◆ **WORK TASK**:
Whenever a line in the data below includes the string "Signed", copy it out.

Entries from a page text dataset:

§

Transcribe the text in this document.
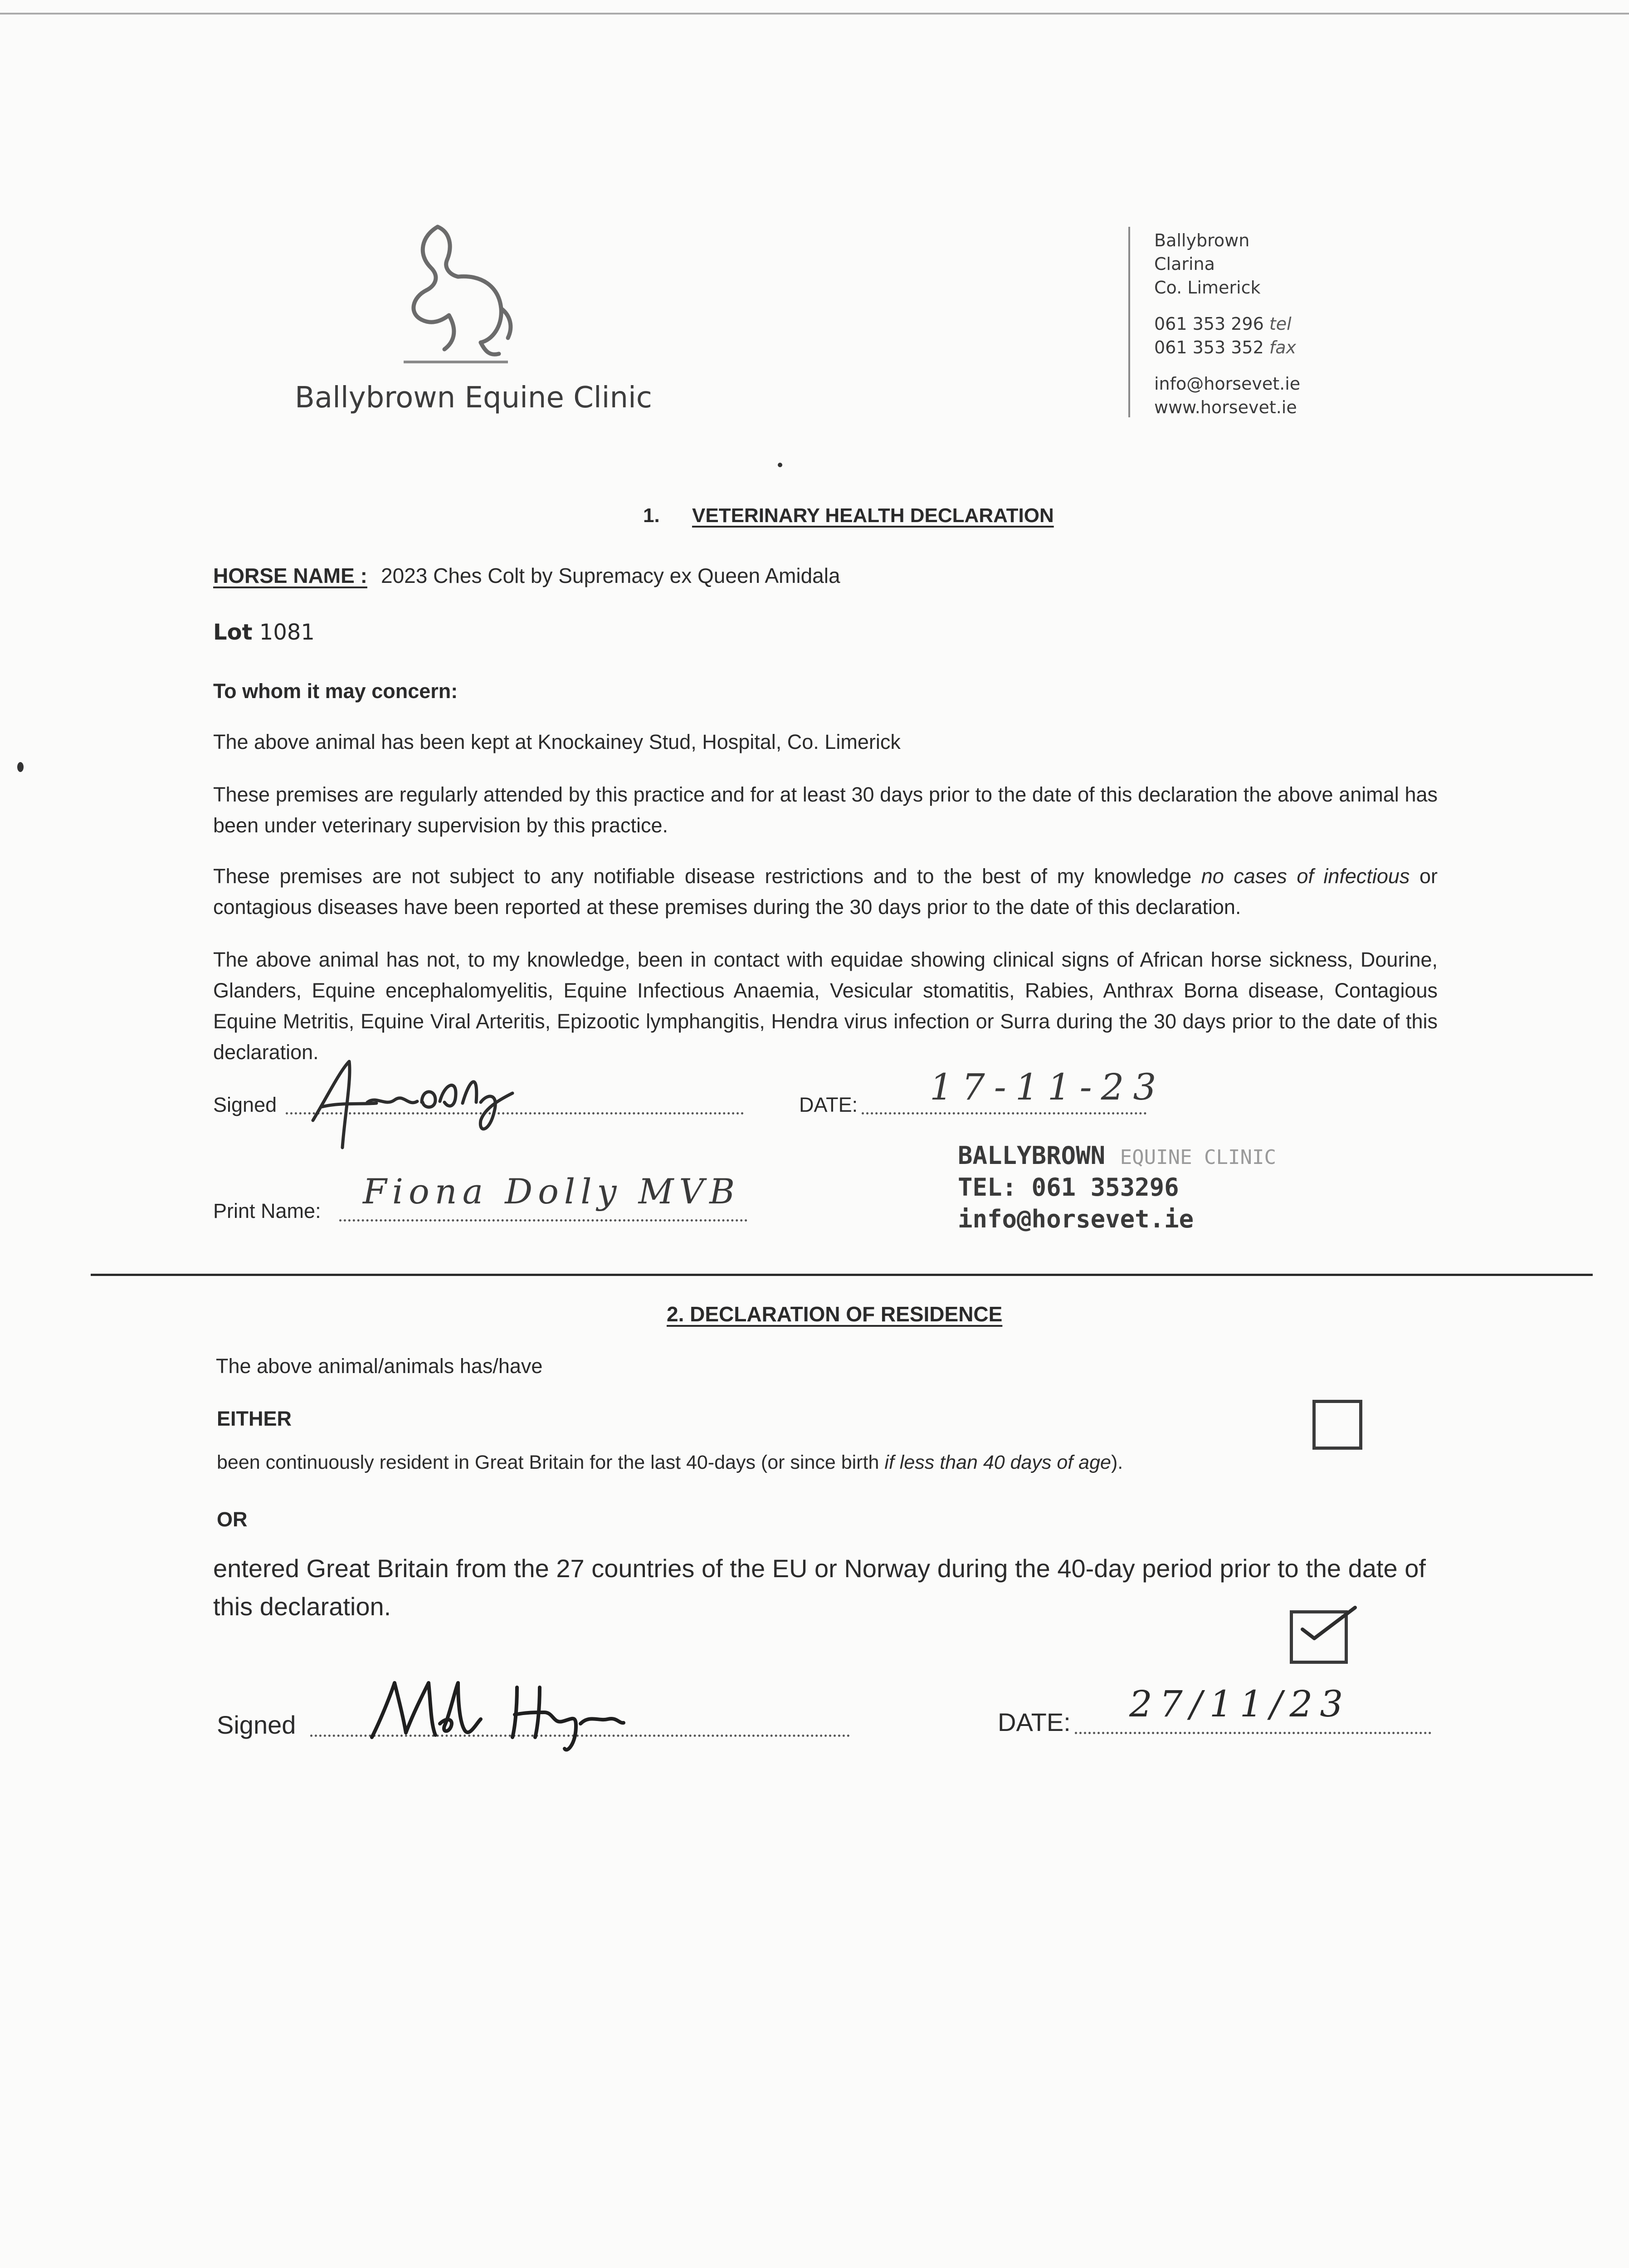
Ballybrown Equine Clinic
Ballybrown
Clarina
Co. Limerick
061 353 296 tel
061 353 352 fax
info@horsevet.ie
www.horsevet.ie
1. VETERINARY HEALTH DECLARATION
HORSE NAME : 2023 Ches Colt by Supremacy ex Queen Amidala
Lot 1081
To whom it may concern:
The above animal has been kept at Knockainey Stud, Hospital, Co. Limerick
These premises are regularly attended by this practice and for at least 30 days prior to the date of this declaration the above animal has been under veterinary supervision by this practice.
These premises are not subject to any notifiable disease restrictions and to the best of my knowledge no cases of infectious or contagious diseases have been reported at these premises during the 30 days prior to the date of this declaration.
The above animal has not, to my knowledge, been in contact with equidae showing clinical signs of African horse sickness, Dourine, Glanders, Equine encephalomyelitis, Equine Infectious Anaemia, Vesicular stomatitis, Rabies, Anthrax Borna disease, Contagious Equine Metritis, Equine Viral Arteritis, Epizootic lymphangitis, Hendra virus infection or Surra during the 30 days prior to the date of this declaration.
Signed	DATE: 17-11-23
BALLYBROWN EQUINE CLINIC
TEL: 061 353296
info@horsevet.ie
Print Name: Fiona Dolly MVB
2. DECLARATION OF RESIDENCE
The above animal/animals has/have
EITHER
been continuously resident in Great Britain for the last 40-days (or since birth if less than 40 days of age).
OR
entered Great Britain from the 27 countries of the EU or Norway during the 40-day period prior to the date of this declaration.
Signed	DATE: 27/11/23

§

◆ **COMPLETED EXERCISE**:
Signed	DATE: 17-11-23
Signed	DATE: 27/11/23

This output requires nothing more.